[WHAT THE EXERCISE ASKS]: Word for word, transcribe the lines from the one containing "Output the text content of this document." through the end of the entries, both included, and nothing else.

----------

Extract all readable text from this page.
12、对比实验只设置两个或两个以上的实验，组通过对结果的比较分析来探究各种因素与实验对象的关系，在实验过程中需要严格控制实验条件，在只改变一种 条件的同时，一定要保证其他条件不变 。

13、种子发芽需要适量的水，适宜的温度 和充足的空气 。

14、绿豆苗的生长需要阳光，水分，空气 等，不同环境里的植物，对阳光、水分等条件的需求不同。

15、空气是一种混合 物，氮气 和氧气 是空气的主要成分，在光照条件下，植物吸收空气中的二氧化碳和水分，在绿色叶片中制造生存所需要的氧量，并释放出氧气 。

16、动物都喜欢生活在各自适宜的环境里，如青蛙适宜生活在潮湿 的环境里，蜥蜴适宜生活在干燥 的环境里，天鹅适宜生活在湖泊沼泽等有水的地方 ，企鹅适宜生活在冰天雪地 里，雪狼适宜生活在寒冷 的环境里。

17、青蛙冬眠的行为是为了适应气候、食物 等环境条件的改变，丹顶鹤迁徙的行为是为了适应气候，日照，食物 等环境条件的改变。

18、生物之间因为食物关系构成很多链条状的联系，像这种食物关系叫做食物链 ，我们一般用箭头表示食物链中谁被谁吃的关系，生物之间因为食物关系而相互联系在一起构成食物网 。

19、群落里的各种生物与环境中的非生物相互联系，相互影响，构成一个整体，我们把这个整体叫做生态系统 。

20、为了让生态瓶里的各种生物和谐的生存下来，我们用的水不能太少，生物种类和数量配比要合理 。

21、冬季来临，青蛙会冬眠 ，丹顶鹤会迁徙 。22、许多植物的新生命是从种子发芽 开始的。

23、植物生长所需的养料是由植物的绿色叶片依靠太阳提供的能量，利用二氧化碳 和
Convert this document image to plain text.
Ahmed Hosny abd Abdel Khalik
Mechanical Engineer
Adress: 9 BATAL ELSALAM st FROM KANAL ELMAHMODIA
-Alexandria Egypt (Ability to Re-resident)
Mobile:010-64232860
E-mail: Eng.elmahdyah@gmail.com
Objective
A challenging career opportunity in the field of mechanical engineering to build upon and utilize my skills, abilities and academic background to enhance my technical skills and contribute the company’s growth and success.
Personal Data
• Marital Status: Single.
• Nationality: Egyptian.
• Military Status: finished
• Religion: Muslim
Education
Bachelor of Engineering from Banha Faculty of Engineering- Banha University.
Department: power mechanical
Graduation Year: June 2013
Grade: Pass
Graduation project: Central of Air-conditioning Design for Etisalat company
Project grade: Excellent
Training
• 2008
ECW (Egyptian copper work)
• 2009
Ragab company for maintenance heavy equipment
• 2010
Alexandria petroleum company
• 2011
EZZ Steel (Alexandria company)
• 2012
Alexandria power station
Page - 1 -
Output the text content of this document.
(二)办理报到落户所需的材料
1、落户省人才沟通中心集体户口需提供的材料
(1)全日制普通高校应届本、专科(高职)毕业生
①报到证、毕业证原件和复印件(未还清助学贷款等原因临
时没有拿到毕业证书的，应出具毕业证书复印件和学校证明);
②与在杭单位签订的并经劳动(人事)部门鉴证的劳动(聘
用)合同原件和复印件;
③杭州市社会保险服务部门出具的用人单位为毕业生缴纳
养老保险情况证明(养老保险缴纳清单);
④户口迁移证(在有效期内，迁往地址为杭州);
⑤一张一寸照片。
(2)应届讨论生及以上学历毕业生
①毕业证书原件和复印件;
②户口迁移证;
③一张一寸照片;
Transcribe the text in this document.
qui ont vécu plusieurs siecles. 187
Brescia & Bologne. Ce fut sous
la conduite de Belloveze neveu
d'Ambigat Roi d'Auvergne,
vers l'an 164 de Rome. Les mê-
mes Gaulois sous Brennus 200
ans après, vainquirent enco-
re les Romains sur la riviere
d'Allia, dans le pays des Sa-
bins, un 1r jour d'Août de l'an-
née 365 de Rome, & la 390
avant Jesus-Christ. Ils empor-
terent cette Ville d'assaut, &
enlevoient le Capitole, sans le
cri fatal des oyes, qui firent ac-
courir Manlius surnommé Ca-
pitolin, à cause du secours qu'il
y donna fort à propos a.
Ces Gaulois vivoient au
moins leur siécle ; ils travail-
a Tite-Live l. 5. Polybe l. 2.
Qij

----------

[EXERCISE RESULT]:
Output the text content of this document.
(二)办理报到落户所需的材料
1、落户省人才沟通中心集体户口需提供的材料
(1)全日制普通高校应届本、专科(高职)毕业生
①报到证、毕业证原件和复印件(未还清助学贷款等原因临
时没有拿到毕业证书的，应出具毕业证书复印件和学校证明);
②与在杭单位签订的并经劳动(人事)部门鉴证的劳动(聘
用)合同原件和复印件;
③杭州市社会保险服务部门出具的用人单位为毕业生缴纳
养老保险情况证明(养老保险缴纳清单);
④户口迁移证(在有效期内，迁往地址为杭州);
⑤一张一寸照片。
(2)应届讨论生及以上学历毕业生
①毕业证书原件和复印件;
②户口迁移证;
③一张一寸照片;
Transcribe the text in this document.
qui ont vécu plusieurs siecles. 187
Brescia & Bologne. Ce fut sous
la conduite de Belloveze neveu
d'Ambigat Roi d'Auvergne,
vers l'an 164 de Rome. Les mê-
mes Gaulois sous Brennus 200
ans après, vainquirent enco-
re les Romains sur la riviere
d'Allia, dans le pays des Sa-
bins, un 1r jour d'Août de l'an-
née 365 de Rome, & la 390
avant Jesus-Christ. Ils empor-
terent cette Ville d'assaut, &
enlevoient le Capitole, sans le
cri fatal des oyes, qui firent ac-
courir Manlius surnommé Ca-
pitolin, à cause du secours qu'il
y donna fort à propos a.
Ces Gaulois vivoient au
moins leur siécle ; ils travail-
a Tite-Live l. 5. Polybe l. 2.
Qij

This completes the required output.